* start SUPPLIED ENTRIES *

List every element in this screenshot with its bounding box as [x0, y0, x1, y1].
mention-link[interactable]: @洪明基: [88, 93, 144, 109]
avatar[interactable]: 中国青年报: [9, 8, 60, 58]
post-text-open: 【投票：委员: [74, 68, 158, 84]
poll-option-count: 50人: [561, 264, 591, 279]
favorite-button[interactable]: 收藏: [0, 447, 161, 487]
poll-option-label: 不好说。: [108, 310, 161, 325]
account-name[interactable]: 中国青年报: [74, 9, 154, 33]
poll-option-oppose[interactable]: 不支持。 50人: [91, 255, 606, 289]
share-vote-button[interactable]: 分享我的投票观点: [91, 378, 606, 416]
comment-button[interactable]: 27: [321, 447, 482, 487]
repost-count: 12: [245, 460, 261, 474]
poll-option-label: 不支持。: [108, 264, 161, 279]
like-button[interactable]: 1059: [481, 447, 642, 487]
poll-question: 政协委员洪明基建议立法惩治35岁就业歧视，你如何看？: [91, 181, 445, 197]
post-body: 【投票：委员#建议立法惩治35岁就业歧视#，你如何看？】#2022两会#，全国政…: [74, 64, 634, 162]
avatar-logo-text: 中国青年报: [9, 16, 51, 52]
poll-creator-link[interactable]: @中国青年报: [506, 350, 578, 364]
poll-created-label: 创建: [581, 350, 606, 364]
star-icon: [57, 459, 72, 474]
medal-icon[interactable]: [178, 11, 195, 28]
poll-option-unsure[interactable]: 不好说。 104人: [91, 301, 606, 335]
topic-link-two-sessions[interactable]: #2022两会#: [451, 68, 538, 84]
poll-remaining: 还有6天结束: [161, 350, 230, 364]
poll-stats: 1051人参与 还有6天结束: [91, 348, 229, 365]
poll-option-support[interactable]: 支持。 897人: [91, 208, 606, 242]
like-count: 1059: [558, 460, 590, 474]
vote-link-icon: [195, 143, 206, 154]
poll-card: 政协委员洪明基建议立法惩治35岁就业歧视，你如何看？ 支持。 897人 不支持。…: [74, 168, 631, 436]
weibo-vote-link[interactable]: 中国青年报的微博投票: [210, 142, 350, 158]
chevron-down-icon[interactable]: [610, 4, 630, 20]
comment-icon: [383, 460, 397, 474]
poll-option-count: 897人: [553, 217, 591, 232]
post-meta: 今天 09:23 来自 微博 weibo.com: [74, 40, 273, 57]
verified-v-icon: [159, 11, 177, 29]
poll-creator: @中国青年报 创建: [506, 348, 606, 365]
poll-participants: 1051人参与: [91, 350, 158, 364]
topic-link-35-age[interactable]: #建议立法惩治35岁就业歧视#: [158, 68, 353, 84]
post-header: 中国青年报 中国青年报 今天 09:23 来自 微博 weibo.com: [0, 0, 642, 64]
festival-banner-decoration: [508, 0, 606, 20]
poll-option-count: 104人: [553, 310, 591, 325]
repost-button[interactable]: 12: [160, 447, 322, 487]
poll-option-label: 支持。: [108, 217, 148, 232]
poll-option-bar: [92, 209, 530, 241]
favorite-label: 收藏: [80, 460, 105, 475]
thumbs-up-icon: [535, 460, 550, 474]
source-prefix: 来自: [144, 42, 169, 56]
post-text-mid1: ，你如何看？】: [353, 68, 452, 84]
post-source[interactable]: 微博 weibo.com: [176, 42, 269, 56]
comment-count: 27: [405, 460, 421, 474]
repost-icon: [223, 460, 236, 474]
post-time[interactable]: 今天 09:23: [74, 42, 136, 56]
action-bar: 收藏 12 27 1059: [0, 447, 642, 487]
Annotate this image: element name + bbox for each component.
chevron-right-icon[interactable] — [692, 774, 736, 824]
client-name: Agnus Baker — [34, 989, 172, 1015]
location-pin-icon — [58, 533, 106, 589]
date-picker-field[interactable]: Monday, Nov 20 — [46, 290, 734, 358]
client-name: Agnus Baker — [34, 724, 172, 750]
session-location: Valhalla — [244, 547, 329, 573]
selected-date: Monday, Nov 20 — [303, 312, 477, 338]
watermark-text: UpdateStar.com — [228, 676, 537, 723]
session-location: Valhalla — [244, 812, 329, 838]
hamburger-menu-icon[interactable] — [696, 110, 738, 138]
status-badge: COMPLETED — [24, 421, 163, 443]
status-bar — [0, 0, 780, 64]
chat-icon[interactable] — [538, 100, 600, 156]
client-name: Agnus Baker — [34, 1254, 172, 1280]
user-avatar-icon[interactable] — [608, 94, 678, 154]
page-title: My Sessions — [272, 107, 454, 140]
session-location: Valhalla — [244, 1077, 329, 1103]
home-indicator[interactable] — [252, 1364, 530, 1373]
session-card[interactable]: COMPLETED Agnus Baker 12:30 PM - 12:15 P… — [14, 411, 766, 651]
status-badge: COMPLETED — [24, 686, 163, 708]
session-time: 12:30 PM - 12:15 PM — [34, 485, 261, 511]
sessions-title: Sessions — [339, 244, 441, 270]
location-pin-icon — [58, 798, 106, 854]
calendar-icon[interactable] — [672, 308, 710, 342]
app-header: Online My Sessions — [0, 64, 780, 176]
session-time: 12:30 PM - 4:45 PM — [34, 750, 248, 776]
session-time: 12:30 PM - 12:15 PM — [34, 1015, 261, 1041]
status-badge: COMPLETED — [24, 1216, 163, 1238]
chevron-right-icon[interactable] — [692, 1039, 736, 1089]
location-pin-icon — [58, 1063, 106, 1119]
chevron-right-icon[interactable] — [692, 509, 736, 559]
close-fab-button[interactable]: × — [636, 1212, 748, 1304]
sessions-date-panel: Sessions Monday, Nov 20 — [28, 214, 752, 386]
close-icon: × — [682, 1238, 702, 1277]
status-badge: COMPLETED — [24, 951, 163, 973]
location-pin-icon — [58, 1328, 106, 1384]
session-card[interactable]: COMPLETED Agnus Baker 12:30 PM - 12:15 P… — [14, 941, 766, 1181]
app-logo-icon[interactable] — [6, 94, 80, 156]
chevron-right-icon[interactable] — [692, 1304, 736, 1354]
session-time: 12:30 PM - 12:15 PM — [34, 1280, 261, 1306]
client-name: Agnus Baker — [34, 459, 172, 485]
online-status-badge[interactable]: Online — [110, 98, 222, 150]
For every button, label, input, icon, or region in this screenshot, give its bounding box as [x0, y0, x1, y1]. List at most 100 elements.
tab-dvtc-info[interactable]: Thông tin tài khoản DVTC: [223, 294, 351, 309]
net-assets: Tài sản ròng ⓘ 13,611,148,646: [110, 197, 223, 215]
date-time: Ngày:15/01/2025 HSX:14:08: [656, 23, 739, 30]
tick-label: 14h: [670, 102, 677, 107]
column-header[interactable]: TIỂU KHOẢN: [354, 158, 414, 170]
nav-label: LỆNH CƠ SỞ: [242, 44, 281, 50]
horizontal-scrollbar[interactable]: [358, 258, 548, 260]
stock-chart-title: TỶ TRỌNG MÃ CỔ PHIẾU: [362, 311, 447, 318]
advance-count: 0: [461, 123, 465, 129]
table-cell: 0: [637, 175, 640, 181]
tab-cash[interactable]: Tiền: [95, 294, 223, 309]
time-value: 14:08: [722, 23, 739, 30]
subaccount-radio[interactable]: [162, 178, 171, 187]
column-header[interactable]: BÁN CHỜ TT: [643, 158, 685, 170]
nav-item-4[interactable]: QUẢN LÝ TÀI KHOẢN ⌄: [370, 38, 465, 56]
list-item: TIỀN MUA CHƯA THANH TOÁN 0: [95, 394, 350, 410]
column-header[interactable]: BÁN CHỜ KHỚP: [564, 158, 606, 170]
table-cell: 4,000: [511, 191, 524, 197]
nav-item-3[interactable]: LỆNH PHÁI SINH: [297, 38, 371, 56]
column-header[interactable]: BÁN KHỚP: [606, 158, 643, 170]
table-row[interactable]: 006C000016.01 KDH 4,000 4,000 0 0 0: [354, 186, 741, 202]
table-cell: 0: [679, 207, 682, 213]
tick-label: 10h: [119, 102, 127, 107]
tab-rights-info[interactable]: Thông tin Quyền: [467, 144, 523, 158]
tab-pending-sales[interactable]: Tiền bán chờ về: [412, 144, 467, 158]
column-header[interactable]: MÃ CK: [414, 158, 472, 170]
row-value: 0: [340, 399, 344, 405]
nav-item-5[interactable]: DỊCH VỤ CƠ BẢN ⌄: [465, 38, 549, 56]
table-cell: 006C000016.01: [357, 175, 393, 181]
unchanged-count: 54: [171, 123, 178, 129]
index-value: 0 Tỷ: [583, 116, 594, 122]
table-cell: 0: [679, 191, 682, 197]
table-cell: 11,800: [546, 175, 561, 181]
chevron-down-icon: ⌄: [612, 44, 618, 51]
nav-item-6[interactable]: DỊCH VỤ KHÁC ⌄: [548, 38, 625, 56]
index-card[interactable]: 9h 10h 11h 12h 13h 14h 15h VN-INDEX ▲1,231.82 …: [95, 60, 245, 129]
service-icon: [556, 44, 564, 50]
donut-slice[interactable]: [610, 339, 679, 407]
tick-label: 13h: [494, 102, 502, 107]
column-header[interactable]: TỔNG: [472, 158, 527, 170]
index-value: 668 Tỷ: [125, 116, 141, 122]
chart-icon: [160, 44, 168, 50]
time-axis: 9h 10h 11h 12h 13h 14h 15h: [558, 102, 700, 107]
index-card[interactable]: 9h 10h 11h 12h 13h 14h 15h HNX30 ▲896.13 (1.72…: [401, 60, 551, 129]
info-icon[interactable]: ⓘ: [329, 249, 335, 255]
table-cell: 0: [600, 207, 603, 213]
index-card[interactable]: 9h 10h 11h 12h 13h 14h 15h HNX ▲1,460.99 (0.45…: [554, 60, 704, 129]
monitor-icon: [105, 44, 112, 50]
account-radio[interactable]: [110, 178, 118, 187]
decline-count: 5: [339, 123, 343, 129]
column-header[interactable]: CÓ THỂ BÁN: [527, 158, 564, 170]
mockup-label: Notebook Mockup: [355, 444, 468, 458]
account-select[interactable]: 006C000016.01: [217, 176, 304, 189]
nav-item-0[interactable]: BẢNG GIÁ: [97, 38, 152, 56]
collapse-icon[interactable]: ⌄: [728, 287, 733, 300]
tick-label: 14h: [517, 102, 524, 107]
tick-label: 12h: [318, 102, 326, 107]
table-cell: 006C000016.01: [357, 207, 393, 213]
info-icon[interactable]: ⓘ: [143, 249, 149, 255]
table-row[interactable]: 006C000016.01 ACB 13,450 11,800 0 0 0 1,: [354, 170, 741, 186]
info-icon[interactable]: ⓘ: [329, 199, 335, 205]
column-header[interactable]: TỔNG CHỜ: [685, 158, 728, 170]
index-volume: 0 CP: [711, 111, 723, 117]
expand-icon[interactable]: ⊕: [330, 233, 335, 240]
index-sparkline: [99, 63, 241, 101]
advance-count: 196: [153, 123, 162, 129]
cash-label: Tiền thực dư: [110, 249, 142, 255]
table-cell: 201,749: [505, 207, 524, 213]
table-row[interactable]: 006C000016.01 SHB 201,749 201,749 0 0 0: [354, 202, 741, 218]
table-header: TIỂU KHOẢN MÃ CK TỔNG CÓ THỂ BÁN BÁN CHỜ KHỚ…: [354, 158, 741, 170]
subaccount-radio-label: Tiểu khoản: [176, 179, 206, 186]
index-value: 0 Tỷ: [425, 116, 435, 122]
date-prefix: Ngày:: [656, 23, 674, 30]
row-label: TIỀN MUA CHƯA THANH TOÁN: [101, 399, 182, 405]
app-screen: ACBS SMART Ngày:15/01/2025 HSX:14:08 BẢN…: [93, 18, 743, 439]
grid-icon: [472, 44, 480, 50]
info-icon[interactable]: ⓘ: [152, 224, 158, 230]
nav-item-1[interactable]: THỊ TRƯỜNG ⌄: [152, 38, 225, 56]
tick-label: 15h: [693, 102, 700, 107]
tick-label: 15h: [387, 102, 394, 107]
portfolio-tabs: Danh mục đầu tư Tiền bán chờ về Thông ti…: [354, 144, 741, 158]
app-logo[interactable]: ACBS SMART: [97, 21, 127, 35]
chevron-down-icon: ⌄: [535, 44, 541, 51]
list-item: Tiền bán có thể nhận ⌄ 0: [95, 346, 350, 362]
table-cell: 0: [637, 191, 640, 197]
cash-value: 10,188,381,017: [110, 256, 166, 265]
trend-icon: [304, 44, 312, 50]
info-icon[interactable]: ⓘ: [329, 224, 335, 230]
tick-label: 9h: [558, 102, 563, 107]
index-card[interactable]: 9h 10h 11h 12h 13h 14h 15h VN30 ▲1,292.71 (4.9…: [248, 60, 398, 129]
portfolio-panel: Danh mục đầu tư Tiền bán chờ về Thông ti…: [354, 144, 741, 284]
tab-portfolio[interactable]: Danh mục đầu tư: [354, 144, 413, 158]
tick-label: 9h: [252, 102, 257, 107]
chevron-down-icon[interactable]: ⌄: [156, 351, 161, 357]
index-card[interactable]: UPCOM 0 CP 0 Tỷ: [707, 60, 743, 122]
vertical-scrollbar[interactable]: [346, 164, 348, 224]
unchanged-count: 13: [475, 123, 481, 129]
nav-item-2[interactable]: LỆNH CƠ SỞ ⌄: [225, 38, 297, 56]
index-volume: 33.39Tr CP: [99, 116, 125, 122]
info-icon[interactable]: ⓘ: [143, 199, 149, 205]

* end SUPPLIED ENTRIES *

EXERCISE AIM - Reproduce the items word for word, from the very first line through the line that contains "poll-participants: 1051人参与: [91, 350, 158, 364]", including that line.

SOLUTION -
List every element in this screenshot with its bounding box as [x0, y0, x1, y1].
mention-link[interactable]: @洪明基: [88, 93, 144, 109]
avatar[interactable]: 中国青年报: [9, 8, 60, 58]
post-text-open: 【投票：委员: [74, 68, 158, 84]
poll-option-count: 50人: [561, 264, 591, 279]
favorite-button[interactable]: 收藏: [0, 447, 161, 487]
poll-option-label: 不好说。: [108, 310, 161, 325]
account-name[interactable]: 中国青年报: [74, 9, 154, 33]
poll-option-oppose[interactable]: 不支持。 50人: [91, 255, 606, 289]
share-vote-button[interactable]: 分享我的投票观点: [91, 378, 606, 416]
comment-button[interactable]: 27: [321, 447, 482, 487]
repost-count: 12: [245, 460, 261, 474]
poll-option-label: 不支持。: [108, 264, 161, 279]
like-button[interactable]: 1059: [481, 447, 642, 487]
poll-question: 政协委员洪明基建议立法惩治35岁就业歧视，你如何看？: [91, 181, 445, 197]
post-body: 【投票：委员#建议立法惩治35岁就业歧视#，你如何看？】#2022两会#，全国政…: [74, 64, 634, 162]
avatar-logo-text: 中国青年报: [9, 16, 51, 52]
poll-creator-link[interactable]: @中国青年报: [506, 350, 578, 364]
poll-created-label: 创建: [581, 350, 606, 364]
star-icon: [57, 459, 72, 474]
medal-icon[interactable]: [178, 11, 195, 28]
poll-option-unsure[interactable]: 不好说。 104人: [91, 301, 606, 335]
topic-link-two-sessions[interactable]: #2022两会#: [451, 68, 538, 84]
poll-remaining: 还有6天结束: [161, 350, 230, 364]
poll-stats: 1051人参与 还有6天结束: [91, 348, 229, 365]
poll-option-support[interactable]: 支持。 897人: [91, 208, 606, 242]
like-count: 1059: [558, 460, 590, 474]
vote-link-icon: [195, 143, 206, 154]
poll-card: 政协委员洪明基建议立法惩治35岁就业歧视，你如何看？ 支持。 897人 不支持。…: [74, 168, 631, 436]
weibo-vote-link[interactable]: 中国青年报的微博投票: [210, 142, 350, 158]
chevron-down-icon[interactable]: [610, 4, 630, 20]
comment-icon: [383, 460, 397, 474]
poll-option-count: 897人: [553, 217, 591, 232]
post-meta: 今天 09:23 来自 微博 weibo.com: [74, 40, 273, 57]
verified-v-icon: [159, 11, 177, 29]
poll-creator: @中国青年报 创建: [506, 348, 606, 365]
poll-participants: 1051人参与: [91, 350, 158, 364]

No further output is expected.